[Begin]

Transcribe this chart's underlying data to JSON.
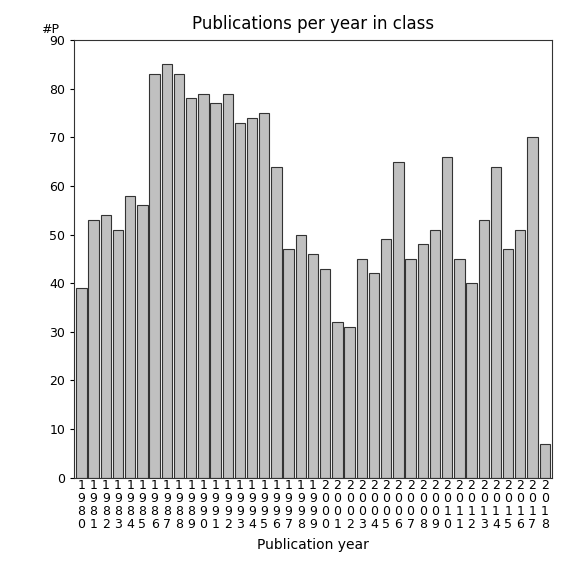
{
  "title": "Publications per year in class",
  "xlabel": "Publication year",
  "ylabel": "#P",
  "years": [
    "1980",
    "1981",
    "1982",
    "1983",
    "1984",
    "1985",
    "1986",
    "1987",
    "1988",
    "1989",
    "1990",
    "1991",
    "1992",
    "1993",
    "1994",
    "1995",
    "1996",
    "1997",
    "1998",
    "1999",
    "2000",
    "2001",
    "2002",
    "2003",
    "2004",
    "2005",
    "2006",
    "2007",
    "2008",
    "2009",
    "2010",
    "2011",
    "2012",
    "2013",
    "2014",
    "2015",
    "2016",
    "2017",
    "2018"
  ],
  "values": [
    39,
    53,
    54,
    51,
    58,
    56,
    83,
    85,
    83,
    78,
    79,
    77,
    79,
    73,
    74,
    75,
    64,
    47,
    50,
    46,
    43,
    32,
    31,
    45,
    42,
    49,
    65,
    45,
    48,
    51,
    66,
    45,
    40,
    53,
    64,
    47,
    51,
    70,
    7
  ],
  "bar_color": "#c0c0c0",
  "bar_edge_color": "#333333",
  "bar_edge_linewidth": 0.8,
  "ylim": [
    0,
    90
  ],
  "yticks": [
    0,
    10,
    20,
    30,
    40,
    50,
    60,
    70,
    80,
    90
  ],
  "background_color": "#ffffff",
  "title_fontsize": 12,
  "axis_label_fontsize": 10,
  "tick_fontsize": 9,
  "bar_width": 0.85
}
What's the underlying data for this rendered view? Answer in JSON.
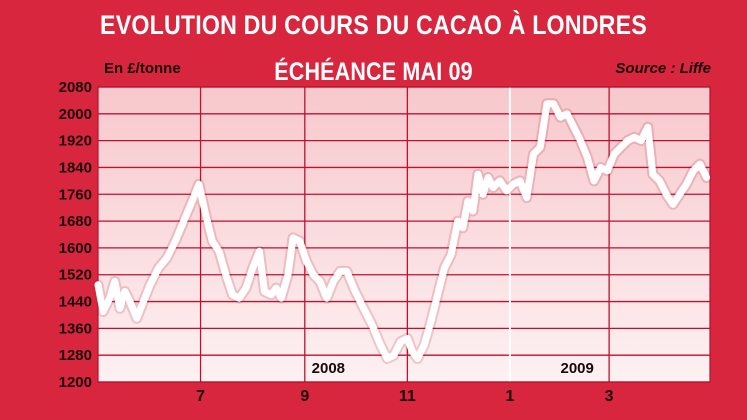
{
  "chart_data": {
    "type": "line",
    "title": "EVOLUTION DU COURS DU CACAO À LONDRES",
    "subtitle": "ÉCHÉANCE MAI 09",
    "unit_label": "En £/tonne",
    "source": "Source : Liffe",
    "ylim": [
      1200,
      2080
    ],
    "yticks": [
      2080,
      2000,
      1920,
      1840,
      1760,
      1680,
      1600,
      1520,
      1440,
      1360,
      1280,
      1200
    ],
    "xlim": [
      "2008-05-01",
      "2009-04-30"
    ],
    "xticks": [
      {
        "label": "7",
        "date": "2008-07-01"
      },
      {
        "label": "9",
        "date": "2008-09-01"
      },
      {
        "label": "11",
        "date": "2008-11-01"
      },
      {
        "label": "1",
        "date": "2009-01-01"
      },
      {
        "label": "3",
        "date": "2009-03-01"
      }
    ],
    "year_labels": [
      {
        "label": "2008",
        "date": "2008-09-15"
      },
      {
        "label": "2009",
        "date": "2009-02-10"
      }
    ],
    "year_divider": "2009-01-01",
    "grid": true,
    "colors": {
      "background": "#d9263f",
      "plot_top": "#f7c8cc",
      "plot_bottom": "#fdf1f2",
      "line": "#ffffff",
      "grid": "#c0102e"
    },
    "series": [
      {
        "points": [
          [
            "2008-05-01",
            1490
          ],
          [
            "2008-05-04",
            1410
          ],
          [
            "2008-05-08",
            1450
          ],
          [
            "2008-05-11",
            1500
          ],
          [
            "2008-05-14",
            1420
          ],
          [
            "2008-05-17",
            1470
          ],
          [
            "2008-05-20",
            1440
          ],
          [
            "2008-05-24",
            1390
          ],
          [
            "2008-05-28",
            1440
          ],
          [
            "2008-06-01",
            1490
          ],
          [
            "2008-06-06",
            1540
          ],
          [
            "2008-06-11",
            1570
          ],
          [
            "2008-06-16",
            1620
          ],
          [
            "2008-06-21",
            1680
          ],
          [
            "2008-06-26",
            1740
          ],
          [
            "2008-06-30",
            1790
          ],
          [
            "2008-07-04",
            1700
          ],
          [
            "2008-07-08",
            1620
          ],
          [
            "2008-07-12",
            1590
          ],
          [
            "2008-07-16",
            1520
          ],
          [
            "2008-07-20",
            1460
          ],
          [
            "2008-07-24",
            1450
          ],
          [
            "2008-07-28",
            1480
          ],
          [
            "2008-08-01",
            1540
          ],
          [
            "2008-08-05",
            1590
          ],
          [
            "2008-08-08",
            1470
          ],
          [
            "2008-08-12",
            1460
          ],
          [
            "2008-08-15",
            1480
          ],
          [
            "2008-08-18",
            1450
          ],
          [
            "2008-08-22",
            1520
          ],
          [
            "2008-08-25",
            1630
          ],
          [
            "2008-08-29",
            1620
          ],
          [
            "2008-09-02",
            1560
          ],
          [
            "2008-09-06",
            1520
          ],
          [
            "2008-09-10",
            1500
          ],
          [
            "2008-09-14",
            1450
          ],
          [
            "2008-09-18",
            1500
          ],
          [
            "2008-09-22",
            1530
          ],
          [
            "2008-09-26",
            1530
          ],
          [
            "2008-10-01",
            1470
          ],
          [
            "2008-10-06",
            1420
          ],
          [
            "2008-10-11",
            1370
          ],
          [
            "2008-10-16",
            1310
          ],
          [
            "2008-10-20",
            1270
          ],
          [
            "2008-10-24",
            1280
          ],
          [
            "2008-10-28",
            1320
          ],
          [
            "2008-11-01",
            1330
          ],
          [
            "2008-11-04",
            1290
          ],
          [
            "2008-11-07",
            1270
          ],
          [
            "2008-11-11",
            1310
          ],
          [
            "2008-11-15",
            1380
          ],
          [
            "2008-11-19",
            1460
          ],
          [
            "2008-11-23",
            1540
          ],
          [
            "2008-11-27",
            1580
          ],
          [
            "2008-12-01",
            1680
          ],
          [
            "2008-12-04",
            1660
          ],
          [
            "2008-12-07",
            1740
          ],
          [
            "2008-12-10",
            1710
          ],
          [
            "2008-12-13",
            1820
          ],
          [
            "2008-12-16",
            1760
          ],
          [
            "2008-12-19",
            1810
          ],
          [
            "2008-12-22",
            1780
          ],
          [
            "2008-12-26",
            1800
          ],
          [
            "2008-12-30",
            1770
          ],
          [
            "2009-01-03",
            1790
          ],
          [
            "2009-01-07",
            1800
          ],
          [
            "2009-01-11",
            1750
          ],
          [
            "2009-01-15",
            1880
          ],
          [
            "2009-01-19",
            1900
          ],
          [
            "2009-01-23",
            2030
          ],
          [
            "2009-01-27",
            2030
          ],
          [
            "2009-01-31",
            1990
          ],
          [
            "2009-02-04",
            2000
          ],
          [
            "2009-02-08",
            1960
          ],
          [
            "2009-02-12",
            1920
          ],
          [
            "2009-02-16",
            1870
          ],
          [
            "2009-02-20",
            1800
          ],
          [
            "2009-02-24",
            1840
          ],
          [
            "2009-02-28",
            1830
          ],
          [
            "2009-03-04",
            1880
          ],
          [
            "2009-03-08",
            1900
          ],
          [
            "2009-03-12",
            1920
          ],
          [
            "2009-03-16",
            1930
          ],
          [
            "2009-03-20",
            1920
          ],
          [
            "2009-03-24",
            1960
          ],
          [
            "2009-03-27",
            1820
          ],
          [
            "2009-03-31",
            1800
          ],
          [
            "2009-04-04",
            1760
          ],
          [
            "2009-04-08",
            1730
          ],
          [
            "2009-04-12",
            1760
          ],
          [
            "2009-04-16",
            1790
          ],
          [
            "2009-04-20",
            1830
          ],
          [
            "2009-04-24",
            1850
          ],
          [
            "2009-04-28",
            1810
          ]
        ]
      }
    ]
  }
}
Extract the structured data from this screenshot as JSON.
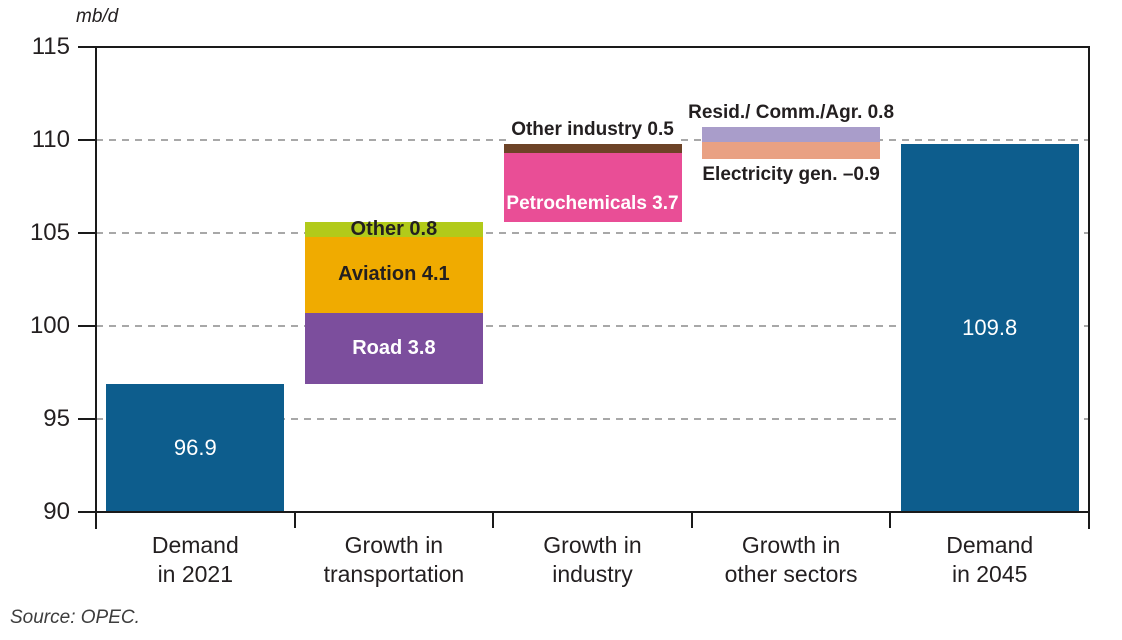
{
  "chart_data": {
    "type": "bar",
    "subtype": "waterfall",
    "title": "",
    "unit_label": "mb/d",
    "source_note": "Source: OPEC.",
    "ylabel": "mb/d",
    "ylim": [
      90,
      115
    ],
    "y_axis": {
      "min": 90,
      "max": 115,
      "step": 5,
      "tick_labels": [
        "115",
        "110",
        "105",
        "100",
        "95",
        "90"
      ],
      "tick_values": [
        115,
        110,
        105,
        100,
        95,
        90
      ],
      "gridline_values": [
        110,
        105,
        100,
        95
      ],
      "grid_style": "dashed"
    },
    "categories": [
      {
        "label_line1": "Demand",
        "label_line2": "in 2021"
      },
      {
        "label_line1": "Growth in",
        "label_line2": "transportation"
      },
      {
        "label_line1": "Growth in",
        "label_line2": "industry"
      },
      {
        "label_line1": "Growth in",
        "label_line2": "other sectors"
      },
      {
        "label_line1": "Demand",
        "label_line2": "in 2045"
      }
    ],
    "bars": [
      {
        "category_index": 0,
        "segments": [
          {
            "name": "Demand in 2021",
            "value": 96.9,
            "from": 90,
            "to": 96.9,
            "color": "#0d5d8d",
            "label": "96.9",
            "label_color": "#ffffff",
            "label_weight": "normal",
            "label_size": 22
          }
        ]
      },
      {
        "category_index": 1,
        "segments": [
          {
            "name": "Road",
            "value": 3.8,
            "from": 96.9,
            "to": 100.7,
            "color": "#7c4e9d",
            "label": "Road 3.8",
            "label_color": "#ffffff"
          },
          {
            "name": "Aviation",
            "value": 4.1,
            "from": 100.7,
            "to": 104.8,
            "color": "#f0ab00",
            "label": "Aviation 4.1",
            "label_color": "#231f20"
          },
          {
            "name": "Other",
            "value": 0.8,
            "from": 104.8,
            "to": 105.6,
            "color": "#b2ca1a",
            "label": "Other 0.8",
            "label_color": "#231f20"
          }
        ]
      },
      {
        "category_index": 2,
        "segments": [
          {
            "name": "Petrochemicals",
            "value": 3.7,
            "from": 105.6,
            "to": 109.3,
            "color": "#e94e96",
            "label": "Petrochemicals 3.7",
            "label_color": "#ffffff",
            "label_align": "bottom",
            "label_size": 19
          },
          {
            "name": "Other industry",
            "value": 0.5,
            "from": 109.3,
            "to": 109.8,
            "color": "#6d4327"
          }
        ]
      },
      {
        "category_index": 3,
        "segments": [
          {
            "name": "Resid./Comm./Agr.",
            "value": 0.8,
            "from": 109.9,
            "to": 110.7,
            "color": "#a99dca"
          },
          {
            "name": "Electricity gen.",
            "value": -0.9,
            "from": 109.0,
            "to": 109.9,
            "color": "#e9a183"
          }
        ]
      },
      {
        "category_index": 4,
        "segments": [
          {
            "name": "Demand in 2045",
            "value": 109.8,
            "from": 90,
            "to": 109.8,
            "color": "#0d5d8d",
            "label": "109.8",
            "label_color": "#ffffff",
            "label_weight": "normal",
            "label_size": 22
          }
        ]
      }
    ],
    "annotations": [
      {
        "text": "Other industry 0.5",
        "category_index": 2,
        "anchor": "above",
        "value": 109.8
      },
      {
        "text": "Resid./ Comm./Agr. 0.8",
        "category_index": 3,
        "anchor": "above",
        "value": 110.7
      },
      {
        "text": "Electricity gen. –0.9",
        "category_index": 3,
        "anchor": "below",
        "value": 109.0
      }
    ],
    "colors": {
      "axis": "#1a1a1a",
      "grid": "#a8a8a8",
      "text": "#231f20",
      "source_text": "#3d3d3d",
      "demand_bar": "#0d5d8d"
    }
  }
}
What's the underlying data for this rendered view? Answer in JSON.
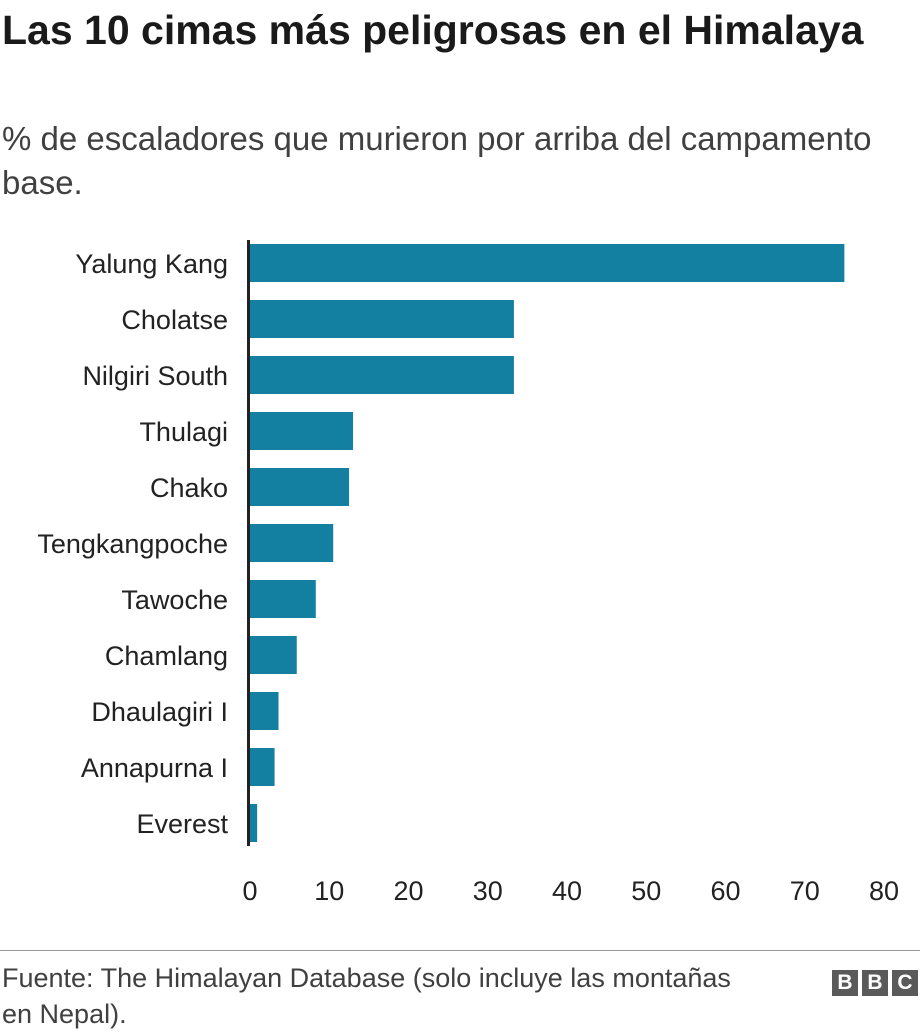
{
  "header": {
    "title": "Las 10 cimas más peligrosas en el Himalaya",
    "subtitle": "% de escaladores que murieron por arriba del campamento base."
  },
  "footer": {
    "source": "Fuente: The Himalayan Database (solo incluye las montañas en Nepal).",
    "logo": [
      "B",
      "B",
      "C"
    ]
  },
  "chart_data": {
    "type": "bar",
    "orientation": "horizontal",
    "title": "Las 10 cimas más peligrosas en el Himalaya",
    "subtitle": "% de escaladores que murieron por arriba del campamento base.",
    "categories": [
      "Yalung Kang",
      "Cholatse",
      "Nilgiri South",
      "Thulagi",
      "Chako",
      "Tengkangpoche",
      "Tawoche",
      "Chamlang",
      "Dhaulagiri I",
      "Annapurna I",
      "Everest"
    ],
    "values": [
      75,
      33.3,
      33.3,
      13,
      12.5,
      10.5,
      8.3,
      5.9,
      3.6,
      3.1,
      0.9
    ],
    "xlim": [
      0,
      80
    ],
    "xticks": [
      0,
      10,
      20,
      30,
      40,
      50,
      60,
      70,
      80
    ],
    "grid": false,
    "legend": "none",
    "bar_color": "#1380a1"
  }
}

[End]

Return each line among the entries that holds the word "murieron".

> **PROBLEM SOLUTION**
    "subtitle": "% de escaladores que murieron por arriba del campamento base."
    "subtitle": "% de escaladores que murieron por arriba del campamento base.",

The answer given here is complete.